Will you give every entry again exactly as it stands?

— begin —

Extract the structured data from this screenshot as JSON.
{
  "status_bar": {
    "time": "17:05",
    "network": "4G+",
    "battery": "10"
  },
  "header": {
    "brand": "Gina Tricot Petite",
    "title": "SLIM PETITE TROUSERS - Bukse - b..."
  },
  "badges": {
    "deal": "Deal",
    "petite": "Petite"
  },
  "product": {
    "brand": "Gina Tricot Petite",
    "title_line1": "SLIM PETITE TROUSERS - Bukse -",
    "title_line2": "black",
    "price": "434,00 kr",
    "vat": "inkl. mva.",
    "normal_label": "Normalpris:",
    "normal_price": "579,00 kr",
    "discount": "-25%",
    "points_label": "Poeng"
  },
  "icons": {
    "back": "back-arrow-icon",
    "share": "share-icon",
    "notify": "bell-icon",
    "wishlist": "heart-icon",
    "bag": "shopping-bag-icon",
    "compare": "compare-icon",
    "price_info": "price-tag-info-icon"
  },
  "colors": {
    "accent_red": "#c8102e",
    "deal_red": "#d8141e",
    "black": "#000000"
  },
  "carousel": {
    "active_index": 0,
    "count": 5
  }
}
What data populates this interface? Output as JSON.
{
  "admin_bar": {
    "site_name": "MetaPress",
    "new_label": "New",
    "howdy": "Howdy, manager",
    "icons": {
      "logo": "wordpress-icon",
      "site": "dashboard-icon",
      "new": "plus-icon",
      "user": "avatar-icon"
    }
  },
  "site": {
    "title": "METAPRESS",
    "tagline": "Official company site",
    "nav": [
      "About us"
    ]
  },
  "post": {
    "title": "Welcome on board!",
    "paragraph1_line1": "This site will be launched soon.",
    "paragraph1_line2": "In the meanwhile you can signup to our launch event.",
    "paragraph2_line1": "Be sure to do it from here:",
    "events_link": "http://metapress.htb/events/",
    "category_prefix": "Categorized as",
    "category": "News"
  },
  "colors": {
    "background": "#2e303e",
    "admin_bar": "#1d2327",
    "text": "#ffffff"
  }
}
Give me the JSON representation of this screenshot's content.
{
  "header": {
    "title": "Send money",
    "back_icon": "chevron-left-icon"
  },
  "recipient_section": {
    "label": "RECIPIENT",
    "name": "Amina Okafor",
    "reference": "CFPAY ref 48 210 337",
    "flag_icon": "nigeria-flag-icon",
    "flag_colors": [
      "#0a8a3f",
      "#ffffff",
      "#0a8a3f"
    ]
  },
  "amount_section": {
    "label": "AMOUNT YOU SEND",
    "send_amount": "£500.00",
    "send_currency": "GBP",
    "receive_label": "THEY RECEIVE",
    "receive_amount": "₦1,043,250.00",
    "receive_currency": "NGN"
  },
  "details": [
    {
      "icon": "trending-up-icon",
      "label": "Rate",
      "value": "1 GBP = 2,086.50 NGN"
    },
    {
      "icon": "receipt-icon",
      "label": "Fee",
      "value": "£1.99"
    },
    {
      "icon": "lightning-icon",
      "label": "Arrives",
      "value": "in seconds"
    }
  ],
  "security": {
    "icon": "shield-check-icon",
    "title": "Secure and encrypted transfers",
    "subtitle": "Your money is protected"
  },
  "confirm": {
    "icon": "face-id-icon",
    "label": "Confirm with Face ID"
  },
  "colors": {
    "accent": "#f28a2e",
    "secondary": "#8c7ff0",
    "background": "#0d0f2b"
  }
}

— end —

Result of this exercise.
Extract the structured data from this screenshot as JSON.
{
  "status_bar": {
    "time": "17:05",
    "network": "4G+",
    "battery": "10"
  },
  "header": {
    "brand": "Gina Tricot Petite",
    "title": "SLIM PETITE TROUSERS - Bukse - b..."
  },
  "badges": {
    "deal": "Deal",
    "petite": "Petite"
  },
  "product": {
    "brand": "Gina Tricot Petite",
    "title_line1": "SLIM PETITE TROUSERS - Bukse -",
    "title_line2": "black",
    "price": "434,00 kr",
    "vat": "inkl. mva.",
    "normal_label": "Normalpris:",
    "normal_price": "579,00 kr",
    "discount": "-25%",
    "points_label": "Poeng"
  },
  "icons": {
    "back": "back-arrow-icon",
    "share": "share-icon",
    "notify": "bell-icon",
    "wishlist": "heart-icon",
    "bag": "shopping-bag-icon",
    "compare": "compare-icon",
    "price_info": "price-tag-info-icon"
  },
  "colors": {
    "accent_red": "#c8102e",
    "deal_red": "#d8141e",
    "black": "#000000"
  },
  "carousel": {
    "active_index": 0,
    "count": 5
  }
}
What data populates this interface? Output as JSON.
{
  "admin_bar": {
    "site_name": "MetaPress",
    "new_label": "New",
    "howdy": "Howdy, manager",
    "icons": {
      "logo": "wordpress-icon",
      "site": "dashboard-icon",
      "new": "plus-icon",
      "user": "avatar-icon"
    }
  },
  "site": {
    "title": "METAPRESS",
    "tagline": "Official company site",
    "nav": [
      "About us"
    ]
  },
  "post": {
    "title": "Welcome on board!",
    "paragraph1_line1": "This site will be launched soon.",
    "paragraph1_line2": "In the meanwhile you can signup to our launch event.",
    "paragraph2_line1": "Be sure to do it from here:",
    "events_link": "http://metapress.htb/events/",
    "category_prefix": "Categorized as",
    "category": "News"
  },
  "colors": {
    "background": "#2e303e",
    "admin_bar": "#1d2327",
    "text": "#ffffff"
  }
}
Give me the JSON representation of this screenshot's content.
{
  "header": {
    "title": "Send money",
    "back_icon": "chevron-left-icon"
  },
  "recipient_section": {
    "label": "RECIPIENT",
    "name": "Amina Okafor",
    "reference": "CFPAY ref 48 210 337",
    "flag_icon": "nigeria-flag-icon",
    "flag_colors": [
      "#0a8a3f",
      "#ffffff",
      "#0a8a3f"
    ]
  },
  "amount_section": {
    "label": "AMOUNT YOU SEND",
    "send_amount": "£500.00",
    "send_currency": "GBP",
    "receive_label": "THEY RECEIVE",
    "receive_amount": "₦1,043,250.00",
    "receive_currency": "NGN"
  },
  "details": [
    {
      "icon": "trending-up-icon",
      "label": "Rate",
      "value": "1 GBP = 2,086.50 NGN"
    },
    {
      "icon": "receipt-icon",
      "label": "Fee",
      "value": "£1.99"
    },
    {
      "icon": "lightning-icon",
      "label": "Arrives",
      "value": "in seconds"
    }
  ],
  "security": {
    "icon": "shield-check-icon",
    "title": "Secure and encrypted transfers",
    "subtitle": "Your money is protected"
  },
  "confirm": {
    "icon": "face-id-icon",
    "label": "Confirm with Face ID"
  },
  "colors": {
    "accent": "#f28a2e",
    "secondary": "#8c7ff0",
    "background": "#0d0f2b"
  }
}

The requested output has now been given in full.